PROBLEM DETAILS
Count the lines that hold the string "Angono". Reply with the number alone.
## start
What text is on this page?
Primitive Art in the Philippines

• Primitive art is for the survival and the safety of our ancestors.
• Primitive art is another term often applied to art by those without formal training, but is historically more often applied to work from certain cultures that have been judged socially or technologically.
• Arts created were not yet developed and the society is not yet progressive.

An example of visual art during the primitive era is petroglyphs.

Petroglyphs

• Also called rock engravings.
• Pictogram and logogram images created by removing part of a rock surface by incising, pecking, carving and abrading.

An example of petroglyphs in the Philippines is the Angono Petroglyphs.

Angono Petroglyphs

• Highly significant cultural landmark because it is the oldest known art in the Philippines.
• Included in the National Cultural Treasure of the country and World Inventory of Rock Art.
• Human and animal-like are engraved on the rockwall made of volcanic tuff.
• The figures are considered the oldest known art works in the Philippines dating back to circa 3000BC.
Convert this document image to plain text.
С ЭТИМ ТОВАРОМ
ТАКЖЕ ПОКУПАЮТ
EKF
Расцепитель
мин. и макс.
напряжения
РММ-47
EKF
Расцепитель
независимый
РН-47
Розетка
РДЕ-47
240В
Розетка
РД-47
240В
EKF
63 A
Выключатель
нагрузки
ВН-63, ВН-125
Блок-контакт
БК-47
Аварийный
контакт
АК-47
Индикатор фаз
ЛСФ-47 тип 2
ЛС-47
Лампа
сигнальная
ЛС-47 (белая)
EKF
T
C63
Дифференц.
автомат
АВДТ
## end
PROBLEM SOLUTION
2